TASK -
Each line below needs to be restated word for word.

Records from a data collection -
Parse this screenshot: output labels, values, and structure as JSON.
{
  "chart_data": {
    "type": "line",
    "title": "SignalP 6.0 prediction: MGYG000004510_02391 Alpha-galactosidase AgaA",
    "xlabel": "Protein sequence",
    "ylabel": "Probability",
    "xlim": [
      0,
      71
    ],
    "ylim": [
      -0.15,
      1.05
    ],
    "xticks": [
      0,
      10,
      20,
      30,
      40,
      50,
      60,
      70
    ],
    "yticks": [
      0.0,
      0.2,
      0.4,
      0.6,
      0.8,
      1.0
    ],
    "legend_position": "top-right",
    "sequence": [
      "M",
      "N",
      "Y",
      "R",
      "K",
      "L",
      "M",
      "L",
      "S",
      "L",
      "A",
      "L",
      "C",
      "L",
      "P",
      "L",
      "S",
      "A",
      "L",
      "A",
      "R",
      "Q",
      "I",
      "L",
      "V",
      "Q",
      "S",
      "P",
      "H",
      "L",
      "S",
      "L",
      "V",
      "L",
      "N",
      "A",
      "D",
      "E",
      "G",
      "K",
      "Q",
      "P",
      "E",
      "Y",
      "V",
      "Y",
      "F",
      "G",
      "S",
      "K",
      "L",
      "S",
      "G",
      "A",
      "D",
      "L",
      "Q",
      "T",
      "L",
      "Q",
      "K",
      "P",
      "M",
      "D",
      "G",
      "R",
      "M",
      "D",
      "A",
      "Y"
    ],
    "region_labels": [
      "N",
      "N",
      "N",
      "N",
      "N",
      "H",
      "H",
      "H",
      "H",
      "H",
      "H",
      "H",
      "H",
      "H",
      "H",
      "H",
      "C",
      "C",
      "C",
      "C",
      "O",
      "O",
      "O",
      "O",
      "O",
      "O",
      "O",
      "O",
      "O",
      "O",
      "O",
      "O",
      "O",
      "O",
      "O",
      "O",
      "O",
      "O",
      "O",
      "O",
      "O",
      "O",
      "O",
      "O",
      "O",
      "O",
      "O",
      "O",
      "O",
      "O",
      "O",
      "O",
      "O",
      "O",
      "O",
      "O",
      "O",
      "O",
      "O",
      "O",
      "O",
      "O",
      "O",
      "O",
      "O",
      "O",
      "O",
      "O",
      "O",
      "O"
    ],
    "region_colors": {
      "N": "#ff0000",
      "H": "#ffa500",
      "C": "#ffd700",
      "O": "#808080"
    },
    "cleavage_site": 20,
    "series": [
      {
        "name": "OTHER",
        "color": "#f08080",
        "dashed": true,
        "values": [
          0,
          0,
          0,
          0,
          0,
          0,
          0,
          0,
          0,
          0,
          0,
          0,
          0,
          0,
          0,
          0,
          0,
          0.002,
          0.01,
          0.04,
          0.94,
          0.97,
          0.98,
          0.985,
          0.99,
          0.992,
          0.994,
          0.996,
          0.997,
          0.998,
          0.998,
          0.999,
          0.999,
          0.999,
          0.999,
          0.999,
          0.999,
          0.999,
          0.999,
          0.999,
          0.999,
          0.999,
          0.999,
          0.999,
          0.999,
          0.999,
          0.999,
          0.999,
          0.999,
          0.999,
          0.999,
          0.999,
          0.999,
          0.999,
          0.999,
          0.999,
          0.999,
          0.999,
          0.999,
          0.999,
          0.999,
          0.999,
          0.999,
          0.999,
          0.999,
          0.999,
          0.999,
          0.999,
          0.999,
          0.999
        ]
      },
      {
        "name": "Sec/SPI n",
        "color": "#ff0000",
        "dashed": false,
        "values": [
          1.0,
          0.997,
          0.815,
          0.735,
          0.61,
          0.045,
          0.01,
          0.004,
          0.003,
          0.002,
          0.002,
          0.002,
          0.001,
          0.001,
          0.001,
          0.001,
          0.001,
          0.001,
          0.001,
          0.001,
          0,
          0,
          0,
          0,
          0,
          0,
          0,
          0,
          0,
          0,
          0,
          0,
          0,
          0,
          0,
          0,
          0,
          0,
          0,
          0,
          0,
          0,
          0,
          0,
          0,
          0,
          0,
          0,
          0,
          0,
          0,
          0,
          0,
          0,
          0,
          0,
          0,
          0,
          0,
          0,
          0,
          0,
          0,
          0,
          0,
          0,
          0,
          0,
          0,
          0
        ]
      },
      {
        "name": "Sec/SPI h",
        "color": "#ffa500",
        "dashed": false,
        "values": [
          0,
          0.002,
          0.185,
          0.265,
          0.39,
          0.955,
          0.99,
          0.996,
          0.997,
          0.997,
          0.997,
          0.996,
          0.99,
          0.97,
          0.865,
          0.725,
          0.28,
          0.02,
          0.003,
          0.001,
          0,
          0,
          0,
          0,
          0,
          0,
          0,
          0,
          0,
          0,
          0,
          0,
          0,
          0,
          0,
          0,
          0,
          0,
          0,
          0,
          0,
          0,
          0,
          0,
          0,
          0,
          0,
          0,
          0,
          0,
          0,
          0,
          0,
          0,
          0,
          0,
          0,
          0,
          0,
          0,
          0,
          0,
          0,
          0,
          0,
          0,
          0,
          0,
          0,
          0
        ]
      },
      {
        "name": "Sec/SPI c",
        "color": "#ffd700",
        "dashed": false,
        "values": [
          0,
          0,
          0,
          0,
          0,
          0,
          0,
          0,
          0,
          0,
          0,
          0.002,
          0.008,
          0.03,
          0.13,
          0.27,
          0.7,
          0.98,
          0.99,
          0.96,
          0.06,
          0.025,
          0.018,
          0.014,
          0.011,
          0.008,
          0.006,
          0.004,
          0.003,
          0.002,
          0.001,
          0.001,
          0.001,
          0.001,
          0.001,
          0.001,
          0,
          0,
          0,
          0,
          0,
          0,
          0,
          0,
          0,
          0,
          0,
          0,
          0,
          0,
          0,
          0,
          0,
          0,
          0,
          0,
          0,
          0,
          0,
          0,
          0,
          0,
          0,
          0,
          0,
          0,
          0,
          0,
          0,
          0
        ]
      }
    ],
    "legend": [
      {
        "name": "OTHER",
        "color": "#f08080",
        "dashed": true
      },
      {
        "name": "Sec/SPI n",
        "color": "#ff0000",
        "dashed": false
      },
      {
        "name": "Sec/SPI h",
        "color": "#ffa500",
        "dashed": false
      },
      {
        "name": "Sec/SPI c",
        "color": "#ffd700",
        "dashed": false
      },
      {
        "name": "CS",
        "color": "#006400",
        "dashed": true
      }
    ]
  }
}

RESPONSE TO THE TASK -
Parse this screenshot: output labels, values, and structure as JSON.
{
  "chart_data": {
    "type": "line",
    "title": "SignalP 6.0 prediction: MGYG000004510_02391 Alpha-galactosidase AgaA",
    "xlabel": "Protein sequence",
    "ylabel": "Probability",
    "xlim": [
      0,
      71
    ],
    "ylim": [
      -0.15,
      1.05
    ],
    "xticks": [
      0,
      10,
      20,
      30,
      40,
      50,
      60,
      70
    ],
    "yticks": [
      0.0,
      0.2,
      0.4,
      0.6,
      0.8,
      1.0
    ],
    "legend_position": "top-right",
    "sequence": [
      "M",
      "N",
      "Y",
      "R",
      "K",
      "L",
      "M",
      "L",
      "S",
      "L",
      "A",
      "L",
      "C",
      "L",
      "P",
      "L",
      "S",
      "A",
      "L",
      "A",
      "R",
      "Q",
      "I",
      "L",
      "V",
      "Q",
      "S",
      "P",
      "H",
      "L",
      "S",
      "L",
      "V",
      "L",
      "N",
      "A",
      "D",
      "E",
      "G",
      "K",
      "Q",
      "P",
      "E",
      "Y",
      "V",
      "Y",
      "F",
      "G",
      "S",
      "K",
      "L",
      "S",
      "G",
      "A",
      "D",
      "L",
      "Q",
      "T",
      "L",
      "Q",
      "K",
      "P",
      "M",
      "D",
      "G",
      "R",
      "M",
      "D",
      "A",
      "Y"
    ],
    "region_labels": [
      "N",
      "N",
      "N",
      "N",
      "N",
      "H",
      "H",
      "H",
      "H",
      "H",
      "H",
      "H",
      "H",
      "H",
      "H",
      "H",
      "C",
      "C",
      "C",
      "C",
      "O",
      "O",
      "O",
      "O",
      "O",
      "O",
      "O",
      "O",
      "O",
      "O",
      "O",
      "O",
      "O",
      "O",
      "O",
      "O",
      "O",
      "O",
      "O",
      "O",
      "O",
      "O",
      "O",
      "O",
      "O",
      "O",
      "O",
      "O",
      "O",
      "O",
      "O",
      "O",
      "O",
      "O",
      "O",
      "O",
      "O",
      "O",
      "O",
      "O",
      "O",
      "O",
      "O",
      "O",
      "O",
      "O",
      "O",
      "O",
      "O",
      "O"
    ],
    "region_colors": {
      "N": "#ff0000",
      "H": "#ffa500",
      "C": "#ffd700",
      "O": "#808080"
    },
    "cleavage_site": 20,
    "series": [
      {
        "name": "OTHER",
        "color": "#f08080",
        "dashed": true,
        "values": [
          0,
          0,
          0,
          0,
          0,
          0,
          0,
          0,
          0,
          0,
          0,
          0,
          0,
          0,
          0,
          0,
          0,
          0.002,
          0.01,
          0.04,
          0.94,
          0.97,
          0.98,
          0.985,
          0.99,
          0.992,
          0.994,
          0.996,
          0.997,
          0.998,
          0.998,
          0.999,
          0.999,
          0.999,
          0.999,
          0.999,
          0.999,
          0.999,
          0.999,
          0.999,
          0.999,
          0.999,
          0.999,
          0.999,
          0.999,
          0.999,
          0.999,
          0.999,
          0.999,
          0.999,
          0.999,
          0.999,
          0.999,
          0.999,
          0.999,
          0.999,
          0.999,
          0.999,
          0.999,
          0.999,
          0.999,
          0.999,
          0.999,
          0.999,
          0.999,
          0.999,
          0.999,
          0.999,
          0.999,
          0.999
        ]
      },
      {
        "name": "Sec/SPI n",
        "color": "#ff0000",
        "dashed": false,
        "values": [
          1.0,
          0.997,
          0.815,
          0.735,
          0.61,
          0.045,
          0.01,
          0.004,
          0.003,
          0.002,
          0.002,
          0.002,
          0.001,
          0.001,
          0.001,
          0.001,
          0.001,
          0.001,
          0.001,
          0.001,
          0,
          0,
          0,
          0,
          0,
          0,
          0,
          0,
          0,
          0,
          0,
          0,
          0,
          0,
          0,
          0,
          0,
          0,
          0,
          0,
          0,
          0,
          0,
          0,
          0,
          0,
          0,
          0,
          0,
          0,
          0,
          0,
          0,
          0,
          0,
          0,
          0,
          0,
          0,
          0,
          0,
          0,
          0,
          0,
          0,
          0,
          0,
          0,
          0,
          0
        ]
      },
      {
        "name": "Sec/SPI h",
        "color": "#ffa500",
        "dashed": false,
        "values": [
          0,
          0.002,
          0.185,
          0.265,
          0.39,
          0.955,
          0.99,
          0.996,
          0.997,
          0.997,
          0.997,
          0.996,
          0.99,
          0.97,
          0.865,
          0.725,
          0.28,
          0.02,
          0.003,
          0.001,
          0,
          0,
          0,
          0,
          0,
          0,
          0,
          0,
          0,
          0,
          0,
          0,
          0,
          0,
          0,
          0,
          0,
          0,
          0,
          0,
          0,
          0,
          0,
          0,
          0,
          0,
          0,
          0,
          0,
          0,
          0,
          0,
          0,
          0,
          0,
          0,
          0,
          0,
          0,
          0,
          0,
          0,
          0,
          0,
          0,
          0,
          0,
          0,
          0,
          0
        ]
      },
      {
        "name": "Sec/SPI c",
        "color": "#ffd700",
        "dashed": false,
        "values": [
          0,
          0,
          0,
          0,
          0,
          0,
          0,
          0,
          0,
          0,
          0,
          0.002,
          0.008,
          0.03,
          0.13,
          0.27,
          0.7,
          0.98,
          0.99,
          0.96,
          0.06,
          0.025,
          0.018,
          0.014,
          0.011,
          0.008,
          0.006,
          0.004,
          0.003,
          0.002,
          0.001,
          0.001,
          0.001,
          0.001,
          0.001,
          0.001,
          0,
          0,
          0,
          0,
          0,
          0,
          0,
          0,
          0,
          0,
          0,
          0,
          0,
          0,
          0,
          0,
          0,
          0,
          0,
          0,
          0,
          0,
          0,
          0,
          0,
          0,
          0,
          0,
          0,
          0,
          0,
          0,
          0,
          0
        ]
      }
    ],
    "legend": [
      {
        "name": "OTHER",
        "color": "#f08080",
        "dashed": true
      },
      {
        "name": "Sec/SPI n",
        "color": "#ff0000",
        "dashed": false
      },
      {
        "name": "Sec/SPI h",
        "color": "#ffa500",
        "dashed": false
      },
      {
        "name": "Sec/SPI c",
        "color": "#ffd700",
        "dashed": false
      },
      {
        "name": "CS",
        "color": "#006400",
        "dashed": true
      }
    ]
  }
}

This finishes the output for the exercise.